How many of the lines in the data records below contain the word "Users"? Reply with the number only.

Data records
-- Start --

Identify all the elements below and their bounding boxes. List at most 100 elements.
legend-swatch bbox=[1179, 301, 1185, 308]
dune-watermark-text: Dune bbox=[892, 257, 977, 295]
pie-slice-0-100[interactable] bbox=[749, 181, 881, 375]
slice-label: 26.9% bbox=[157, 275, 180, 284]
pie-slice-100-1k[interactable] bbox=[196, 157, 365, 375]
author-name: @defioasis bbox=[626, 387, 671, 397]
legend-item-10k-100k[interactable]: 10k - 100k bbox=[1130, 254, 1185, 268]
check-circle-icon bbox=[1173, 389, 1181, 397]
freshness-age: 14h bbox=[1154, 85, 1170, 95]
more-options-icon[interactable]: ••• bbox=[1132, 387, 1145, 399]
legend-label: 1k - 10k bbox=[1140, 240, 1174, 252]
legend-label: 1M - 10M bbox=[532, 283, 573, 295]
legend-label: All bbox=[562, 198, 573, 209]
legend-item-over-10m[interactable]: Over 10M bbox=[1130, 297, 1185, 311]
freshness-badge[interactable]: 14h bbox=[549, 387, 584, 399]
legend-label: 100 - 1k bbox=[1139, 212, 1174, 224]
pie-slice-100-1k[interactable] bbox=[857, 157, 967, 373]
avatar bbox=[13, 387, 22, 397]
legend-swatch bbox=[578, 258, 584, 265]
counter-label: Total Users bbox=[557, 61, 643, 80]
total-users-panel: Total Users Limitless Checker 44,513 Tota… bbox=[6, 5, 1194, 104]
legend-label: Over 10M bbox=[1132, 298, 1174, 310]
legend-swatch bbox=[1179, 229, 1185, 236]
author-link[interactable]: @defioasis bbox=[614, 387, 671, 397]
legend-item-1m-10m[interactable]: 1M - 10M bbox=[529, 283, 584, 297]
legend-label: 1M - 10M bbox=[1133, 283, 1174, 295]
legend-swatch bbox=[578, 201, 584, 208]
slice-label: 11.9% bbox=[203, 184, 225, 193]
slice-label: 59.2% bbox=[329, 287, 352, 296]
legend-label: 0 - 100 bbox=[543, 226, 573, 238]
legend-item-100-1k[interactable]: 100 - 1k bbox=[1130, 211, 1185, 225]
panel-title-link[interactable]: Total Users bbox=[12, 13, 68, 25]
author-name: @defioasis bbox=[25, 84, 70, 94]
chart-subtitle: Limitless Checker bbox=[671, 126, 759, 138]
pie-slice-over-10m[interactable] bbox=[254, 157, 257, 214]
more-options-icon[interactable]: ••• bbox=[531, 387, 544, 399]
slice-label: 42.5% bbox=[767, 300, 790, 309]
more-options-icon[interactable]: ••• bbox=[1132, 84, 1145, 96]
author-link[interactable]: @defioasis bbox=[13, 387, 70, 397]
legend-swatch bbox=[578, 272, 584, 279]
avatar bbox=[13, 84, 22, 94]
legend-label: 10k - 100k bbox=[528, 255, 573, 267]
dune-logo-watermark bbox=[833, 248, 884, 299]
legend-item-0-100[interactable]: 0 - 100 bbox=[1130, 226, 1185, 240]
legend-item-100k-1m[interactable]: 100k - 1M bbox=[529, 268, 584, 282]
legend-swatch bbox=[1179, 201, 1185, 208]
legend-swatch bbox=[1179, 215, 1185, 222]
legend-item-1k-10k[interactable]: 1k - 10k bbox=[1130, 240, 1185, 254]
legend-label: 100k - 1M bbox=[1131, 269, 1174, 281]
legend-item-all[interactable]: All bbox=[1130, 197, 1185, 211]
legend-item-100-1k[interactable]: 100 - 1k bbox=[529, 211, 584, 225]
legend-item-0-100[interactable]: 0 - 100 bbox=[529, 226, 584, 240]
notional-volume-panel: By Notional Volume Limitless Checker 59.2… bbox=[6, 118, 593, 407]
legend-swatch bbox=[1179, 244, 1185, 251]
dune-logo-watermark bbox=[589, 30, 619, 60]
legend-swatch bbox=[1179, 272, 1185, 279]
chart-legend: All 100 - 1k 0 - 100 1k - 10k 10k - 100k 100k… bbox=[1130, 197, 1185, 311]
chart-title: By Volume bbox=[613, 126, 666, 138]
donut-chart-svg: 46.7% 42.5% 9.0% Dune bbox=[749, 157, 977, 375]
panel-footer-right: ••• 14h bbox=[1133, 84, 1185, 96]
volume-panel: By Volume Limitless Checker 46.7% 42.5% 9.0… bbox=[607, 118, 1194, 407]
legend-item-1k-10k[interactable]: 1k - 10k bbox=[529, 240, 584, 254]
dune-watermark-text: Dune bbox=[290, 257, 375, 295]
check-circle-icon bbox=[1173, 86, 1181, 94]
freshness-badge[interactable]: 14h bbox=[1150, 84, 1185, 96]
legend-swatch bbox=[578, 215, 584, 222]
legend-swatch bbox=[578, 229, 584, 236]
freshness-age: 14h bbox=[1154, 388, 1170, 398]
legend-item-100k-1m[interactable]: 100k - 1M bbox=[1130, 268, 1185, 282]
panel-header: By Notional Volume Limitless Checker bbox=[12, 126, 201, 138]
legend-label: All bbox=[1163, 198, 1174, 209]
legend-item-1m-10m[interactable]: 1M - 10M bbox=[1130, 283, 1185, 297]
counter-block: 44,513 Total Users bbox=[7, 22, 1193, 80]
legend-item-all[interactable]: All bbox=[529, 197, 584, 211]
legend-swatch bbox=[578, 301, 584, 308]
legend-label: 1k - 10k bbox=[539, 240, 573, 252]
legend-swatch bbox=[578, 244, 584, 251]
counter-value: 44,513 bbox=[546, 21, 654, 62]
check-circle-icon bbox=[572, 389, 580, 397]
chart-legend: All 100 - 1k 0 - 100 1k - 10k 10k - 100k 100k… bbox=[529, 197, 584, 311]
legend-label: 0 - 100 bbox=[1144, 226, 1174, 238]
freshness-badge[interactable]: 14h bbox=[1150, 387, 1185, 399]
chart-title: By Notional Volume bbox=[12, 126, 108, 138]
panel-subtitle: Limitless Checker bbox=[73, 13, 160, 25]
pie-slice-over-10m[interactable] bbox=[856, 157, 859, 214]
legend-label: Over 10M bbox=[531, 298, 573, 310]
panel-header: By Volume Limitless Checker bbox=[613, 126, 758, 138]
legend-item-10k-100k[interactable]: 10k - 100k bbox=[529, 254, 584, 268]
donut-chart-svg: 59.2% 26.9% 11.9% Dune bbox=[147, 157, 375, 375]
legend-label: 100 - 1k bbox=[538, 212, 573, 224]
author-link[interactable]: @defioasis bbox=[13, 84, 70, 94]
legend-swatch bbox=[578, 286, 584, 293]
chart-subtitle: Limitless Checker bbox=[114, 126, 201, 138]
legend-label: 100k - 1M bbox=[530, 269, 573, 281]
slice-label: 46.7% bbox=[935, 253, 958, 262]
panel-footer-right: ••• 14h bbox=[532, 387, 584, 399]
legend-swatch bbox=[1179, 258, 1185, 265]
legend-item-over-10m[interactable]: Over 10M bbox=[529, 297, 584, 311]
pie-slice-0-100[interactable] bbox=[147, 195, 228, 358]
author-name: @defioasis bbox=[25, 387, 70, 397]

-- End --

FULL ANSWER
4